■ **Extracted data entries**
====

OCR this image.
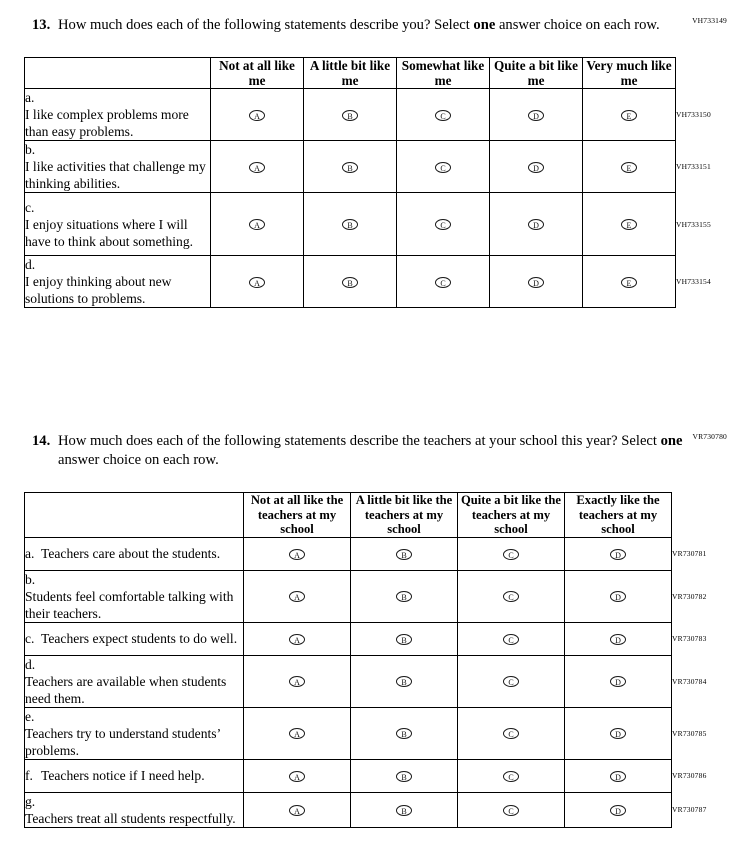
VH733149
13. How much does each of the following statements describe you? Select one answer choice on each row.
	Not at all like me	A little bit like me	Somewhat like me	Quite a bit like me	Very much like me	
a.I like complex problems more than easy problems.	A	B	C	D	E	VH733150
b.I like activities that challenge my thinking abilities.	A	B	C	D	E	VH733151
c.I enjoy situations where I will have to think about something.	A	B	C	D	E	VH733155
d.I enjoy thinking about new solutions to problems.	A	B	C	D	E	VH733154
VR730780
14. How much does each of the following statements describe the teachers at your school this year? Select one answer choice on each row.
	Not at all like the teachers at my school	A little bit like the teachers at my school	Quite a bit like the teachers at my school	Exactly like the teachers at my school	
a. Teachers care about the students.	A	B	C	D	VR730781
b.Students feel comfortable talking with their teachers.	A	B	C	D	VR730782
c. Teachers expect students to do well.	A	B	C	D	VR730783
d.Teachers are available when students need them.	A	B	C	D	VR730784
e.Teachers try to understand students’ problems.	A	B	C	D	VR730785
f. Teachers notice if I need help.	A	B	C	D	VR730786
g.Teachers treat all students respectfully.	A	B	C	D	VR730787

====

■ **Exercise instructions**
Repeat the entries exactly and keep the pictures out of the copy.

■ **Solution**
OCR this image.
VH733149
13. How much does each of the following statements describe you? Select one answer choice on each row.
	Not at all like me	A little bit like me	Somewhat like me	Quite a bit like me	Very much like me	
a.I like complex problems more than easy problems.	A	B	C	D	E	VH733150
b.I like activities that challenge my thinking abilities.	A	B	C	D	E	VH733151
c.I enjoy situations where I will have to think about something.	A	B	C	D	E	VH733155
d.I enjoy thinking about new solutions to problems.	A	B	C	D	E	VH733154
VR730780
14. How much does each of the following statements describe the teachers at your school this year? Select one answer choice on each row.
	Not at all like the teachers at my school	A little bit like the teachers at my school	Quite a bit like the teachers at my school	Exactly like the teachers at my school	
a. Teachers care about the students.	A	B	C	D	VR730781
b.Students feel comfortable talking with their teachers.	A	B	C	D	VR730782
c. Teachers expect students to do well.	A	B	C	D	VR730783
d.Teachers are available when students need them.	A	B	C	D	VR730784
e.Teachers try to understand students’ problems.	A	B	C	D	VR730785
f. Teachers notice if I need help.	A	B	C	D	VR730786
g.Teachers treat all students respectfully.	A	B	C	D	VR730787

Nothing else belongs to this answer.